Each entry below must be repeated exactly, with pictures left out.

(MATERIALS PROVIDED):
━━━━━━━━━━━━━━━━━━━━━━━━━━━━━━

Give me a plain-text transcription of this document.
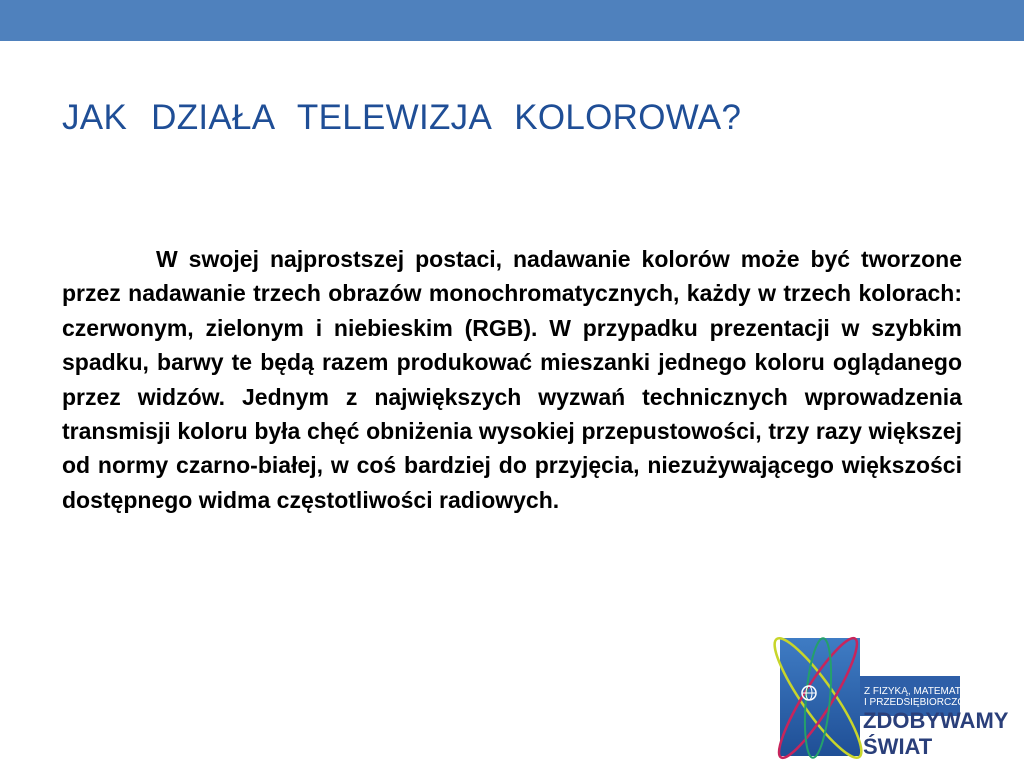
JAK DZIAŁA TELEWIZJA KOLOROWA?

W swojej najprostszej postaci, nadawanie kolorów może być tworzone przez nadawanie trzech obrazów monochromatycznych, każdy w trzech kolorach: czerwonym, zielonym i niebieskim (RGB). W przypadku prezentacji w szybkim spadku, barwy te będą razem produkować mieszanki jednego koloru oglądanego przez widzów. Jednym z największych wyzwań technicznych wprowadzenia transmisji koloru była chęć obniżenia wysokiej przepustowości, trzy razy większej od normy czarno-białej, w coś bardziej do przyjęcia, niezużywającego większości dostępnego widma częstotliwości radiowych.

Z FIZYKĄ, MATEMATYKĄ
I PRZEDSIĘBIORCZOŚCIĄ
ZDOBYWAMY
ŚWIAT
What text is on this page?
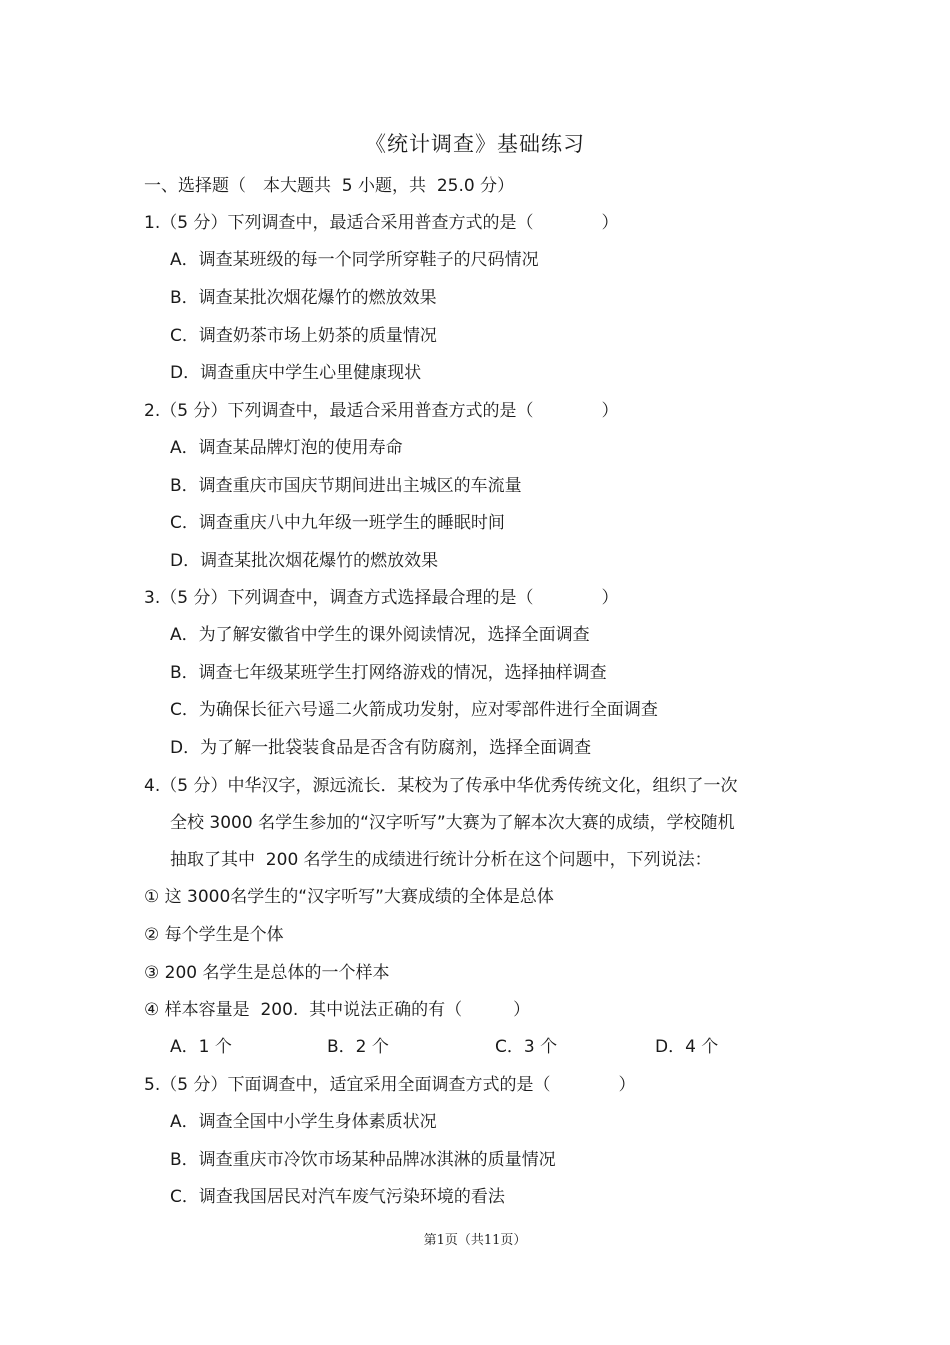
《统计调查》基础练习
一、选择题（　本大题共  5 小题，共  25.0 分）
1.（5 分）下列调查中，最适合采用普查方式的是（　　　　）
A．调查某班级的每一个同学所穿鞋子的尺码情况
B．调查某批次烟花爆竹的燃放效果
C．调查奶茶市场上奶茶的质量情况
D．调查重庆中学生心里健康现状
2.（5 分）下列调查中，最适合采用普查方式的是（　　　　）
A．调查某品牌灯泡的使用寿命
B．调查重庆市国庆节期间进出主城区的车流量
C．调查重庆八中九年级一班学生的睡眠时间
D．调查某批次烟花爆竹的燃放效果
3.（5 分）下列调查中，调查方式选择最合理的是（　　　　）
A．为了解安徽省中学生的课外阅读情况，选择全面调查
B．调查七年级某班学生打网络游戏的情况，选择抽样调查
C．为确保长征六号遥二火箭成功发射，应对零部件进行全面调查
D．为了解一批袋装食品是否含有防腐剂，选择全面调查
4.（5 分）中华汉字，源远流长．某校为了传承中华优秀传统文化，组织了一次
全校 3000 名学生参加的“汉字听写”大赛为了解本次大赛的成绩，学校随机
抽取了其中  200 名学生的成绩进行统计分析在这个问题中，下列说法：
① 这 3000名学生的“汉字听写”大赛成绩的全体是总体
② 每个学生是个体
③ 200 名学生是总体的一个样本
④ 样本容量是  200.  其中说法正确的有（　　　）
A．1 个	B．2 个	C．3 个	D．4 个
5.（5 分）下面调查中，适宜采用全面调查方式的是（　　　　）
A．调查全国中小学生身体素质状况
B．调查重庆市冷饮市场某种品牌冰淇淋的质量情况
C．调查我国居民对汽车废气污染环境的看法
第1页（共11页）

━━━━━━━━━━━━━━━━━━━━━━━━━━━━━━

(REPLY):
Give me a plain-text transcription of this document.
JAK DZIAŁA TELEWIZJA KOLOROWA?

W swojej najprostszej postaci, nadawanie kolorów może być tworzone przez nadawanie trzech obrazów monochromatycznych, każdy w trzech kolorach: czerwonym, zielonym i niebieskim (RGB). W przypadku prezentacji w szybkim spadku, barwy te będą razem produkować mieszanki jednego koloru oglądanego przez widzów. Jednym z największych wyzwań technicznych wprowadzenia transmisji koloru była chęć obniżenia wysokiej przepustowości, trzy razy większej od normy czarno-białej, w coś bardziej do przyjęcia, niezużywającego większości dostępnego widma częstotliwości radiowych.

Z FIZYKĄ, MATEMATYKĄ
I PRZEDSIĘBIORCZOŚCIĄ
ZDOBYWAMY
ŚWIAT
What text is on this page?
《统计调查》基础练习
一、选择题（　本大题共  5 小题，共  25.0 分）
1.（5 分）下列调查中，最适合采用普查方式的是（　　　　）
A．调查某班级的每一个同学所穿鞋子的尺码情况
B．调查某批次烟花爆竹的燃放效果
C．调查奶茶市场上奶茶的质量情况
D．调查重庆中学生心里健康现状
2.（5 分）下列调查中，最适合采用普查方式的是（　　　　）
A．调查某品牌灯泡的使用寿命
B．调查重庆市国庆节期间进出主城区的车流量
C．调查重庆八中九年级一班学生的睡眠时间
D．调查某批次烟花爆竹的燃放效果
3.（5 分）下列调查中，调查方式选择最合理的是（　　　　）
A．为了解安徽省中学生的课外阅读情况，选择全面调查
B．调查七年级某班学生打网络游戏的情况，选择抽样调查
C．为确保长征六号遥二火箭成功发射，应对零部件进行全面调查
D．为了解一批袋装食品是否含有防腐剂，选择全面调查
4.（5 分）中华汉字，源远流长．某校为了传承中华优秀传统文化，组织了一次
全校 3000 名学生参加的“汉字听写”大赛为了解本次大赛的成绩，学校随机
抽取了其中  200 名学生的成绩进行统计分析在这个问题中，下列说法：
① 这 3000名学生的“汉字听写”大赛成绩的全体是总体
② 每个学生是个体
③ 200 名学生是总体的一个样本
④ 样本容量是  200.  其中说法正确的有（　　　）
A．1 个	B．2 个	C．3 个	D．4 个
5.（5 分）下面调查中，适宜采用全面调查方式的是（　　　　）
A．调查全国中小学生身体素质状况
B．调查重庆市冷饮市场某种品牌冰淇淋的质量情况
C．调查我国居民对汽车废气污染环境的看法
第1页（共11页）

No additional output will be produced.